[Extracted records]

* START *

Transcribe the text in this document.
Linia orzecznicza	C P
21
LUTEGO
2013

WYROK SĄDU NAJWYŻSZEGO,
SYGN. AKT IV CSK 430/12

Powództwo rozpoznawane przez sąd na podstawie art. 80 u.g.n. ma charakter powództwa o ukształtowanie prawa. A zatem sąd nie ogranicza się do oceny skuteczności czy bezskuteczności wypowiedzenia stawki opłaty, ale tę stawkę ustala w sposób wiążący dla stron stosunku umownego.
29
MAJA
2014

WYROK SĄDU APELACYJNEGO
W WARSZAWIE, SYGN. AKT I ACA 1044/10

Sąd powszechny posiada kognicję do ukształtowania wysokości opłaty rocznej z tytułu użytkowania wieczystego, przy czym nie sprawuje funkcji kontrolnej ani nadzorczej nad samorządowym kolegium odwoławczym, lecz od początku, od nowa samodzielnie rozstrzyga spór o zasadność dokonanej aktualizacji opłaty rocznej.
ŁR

* END *

_Challenge_
Take the listing above and write it out again exactly.

_Expected output_
Transcribe the text in this document.
Linia orzecznicza	C P
21
LUTEGO
2013

WYROK SĄDU NAJWYŻSZEGO,
SYGN. AKT IV CSK 430/12

Powództwo rozpoznawane przez sąd na podstawie art. 80 u.g.n. ma charakter powództwa o ukształtowanie prawa. A zatem sąd nie ogranicza się do oceny skuteczności czy bezskuteczności wypowiedzenia stawki opłaty, ale tę stawkę ustala w sposób wiążący dla stron stosunku umownego.
29
MAJA
2014

WYROK SĄDU APELACYJNEGO
W WARSZAWIE, SYGN. AKT I ACA 1044/10

Sąd powszechny posiada kognicję do ukształtowania wysokości opłaty rocznej z tytułu użytkowania wieczystego, przy czym nie sprawuje funkcji kontrolnej ani nadzorczej nad samorządowym kolegium odwoławczym, lecz od początku, od nowa samodzielnie rozstrzyga spór o zasadność dokonanej aktualizacji opłaty rocznej.
ŁR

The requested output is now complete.